- _DESCRIPTION OF THE TASK_
Pick out each line of the records that includes the string "this", and copy it.
[START MATERIAL]
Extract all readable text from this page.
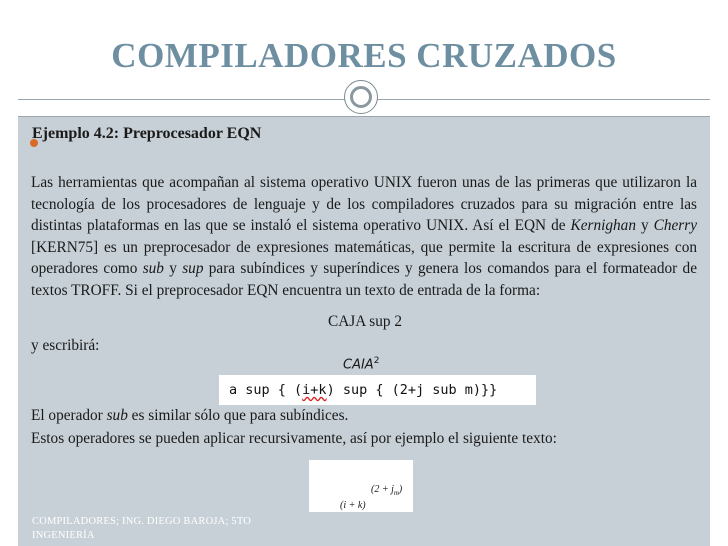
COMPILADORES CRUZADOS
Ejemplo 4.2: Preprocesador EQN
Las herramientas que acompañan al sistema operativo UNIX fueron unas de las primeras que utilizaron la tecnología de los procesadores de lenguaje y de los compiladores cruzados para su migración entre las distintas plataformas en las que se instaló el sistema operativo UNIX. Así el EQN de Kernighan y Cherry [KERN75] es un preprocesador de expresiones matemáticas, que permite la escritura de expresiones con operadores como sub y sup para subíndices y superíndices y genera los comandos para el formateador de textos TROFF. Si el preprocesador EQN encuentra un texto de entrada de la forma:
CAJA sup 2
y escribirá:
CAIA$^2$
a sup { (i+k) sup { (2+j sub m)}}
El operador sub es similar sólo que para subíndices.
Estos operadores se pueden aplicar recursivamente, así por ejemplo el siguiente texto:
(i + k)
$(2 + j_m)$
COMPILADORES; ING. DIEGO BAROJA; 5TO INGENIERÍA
[END MATERIAL]
[START MATERIAL]
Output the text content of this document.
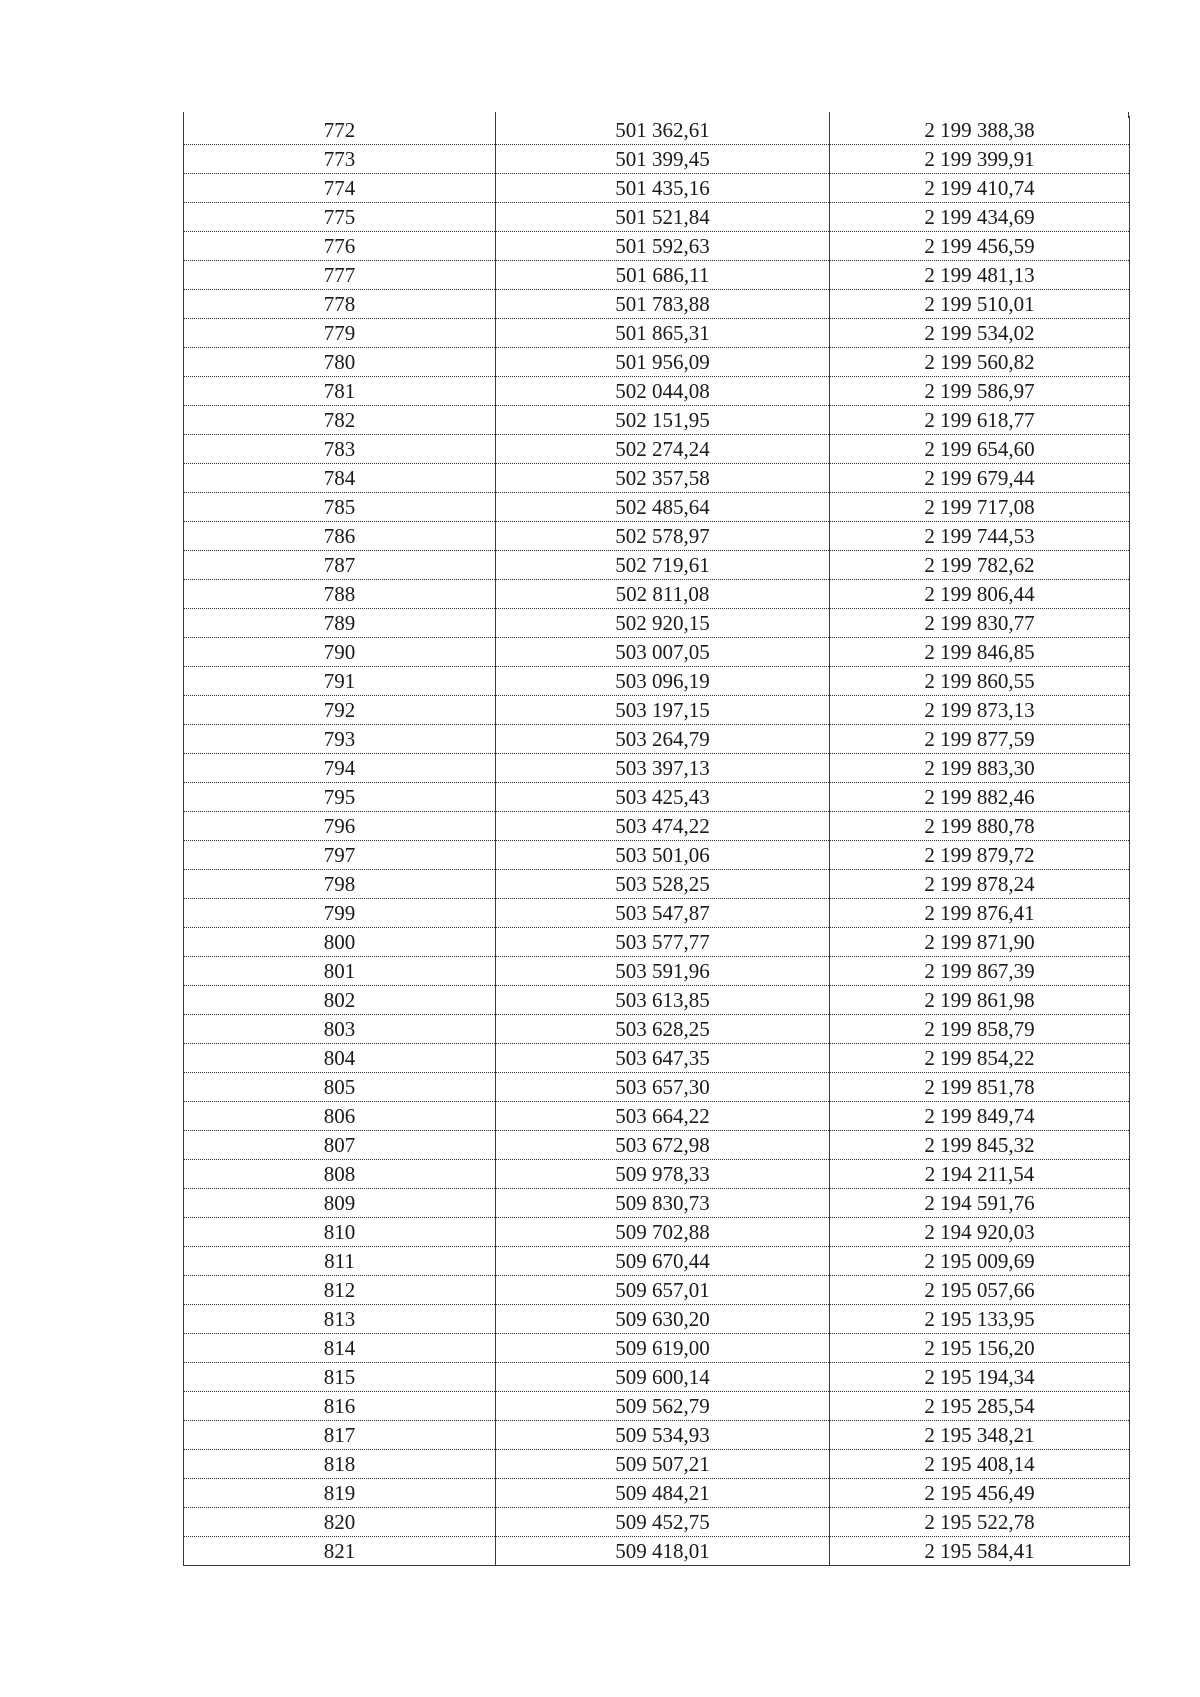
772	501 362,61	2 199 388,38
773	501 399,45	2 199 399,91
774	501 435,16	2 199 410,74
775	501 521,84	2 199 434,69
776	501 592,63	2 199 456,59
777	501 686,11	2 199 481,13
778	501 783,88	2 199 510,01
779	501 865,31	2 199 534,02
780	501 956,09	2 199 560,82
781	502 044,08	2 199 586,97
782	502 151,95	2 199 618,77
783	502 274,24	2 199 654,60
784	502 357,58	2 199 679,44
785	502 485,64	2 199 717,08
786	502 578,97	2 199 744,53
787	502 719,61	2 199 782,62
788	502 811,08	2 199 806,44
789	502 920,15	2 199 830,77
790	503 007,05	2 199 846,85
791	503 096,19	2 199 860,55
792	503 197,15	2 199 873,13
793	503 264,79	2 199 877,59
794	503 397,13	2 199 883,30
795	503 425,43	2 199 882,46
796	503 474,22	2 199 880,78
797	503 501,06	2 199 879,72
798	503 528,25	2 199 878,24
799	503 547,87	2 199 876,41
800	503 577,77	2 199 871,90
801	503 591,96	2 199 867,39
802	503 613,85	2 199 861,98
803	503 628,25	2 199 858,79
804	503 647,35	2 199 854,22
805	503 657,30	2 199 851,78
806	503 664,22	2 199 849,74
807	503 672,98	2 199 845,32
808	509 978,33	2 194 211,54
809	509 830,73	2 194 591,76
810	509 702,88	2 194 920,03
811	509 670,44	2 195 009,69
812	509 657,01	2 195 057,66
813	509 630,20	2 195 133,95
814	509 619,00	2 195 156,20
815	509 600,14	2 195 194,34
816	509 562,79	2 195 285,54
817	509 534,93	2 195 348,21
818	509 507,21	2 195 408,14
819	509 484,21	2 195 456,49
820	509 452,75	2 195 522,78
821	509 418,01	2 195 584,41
[END MATERIAL]
- _FULL RESPONSE_
Extract all readable text from this page.
Output the text content of this document.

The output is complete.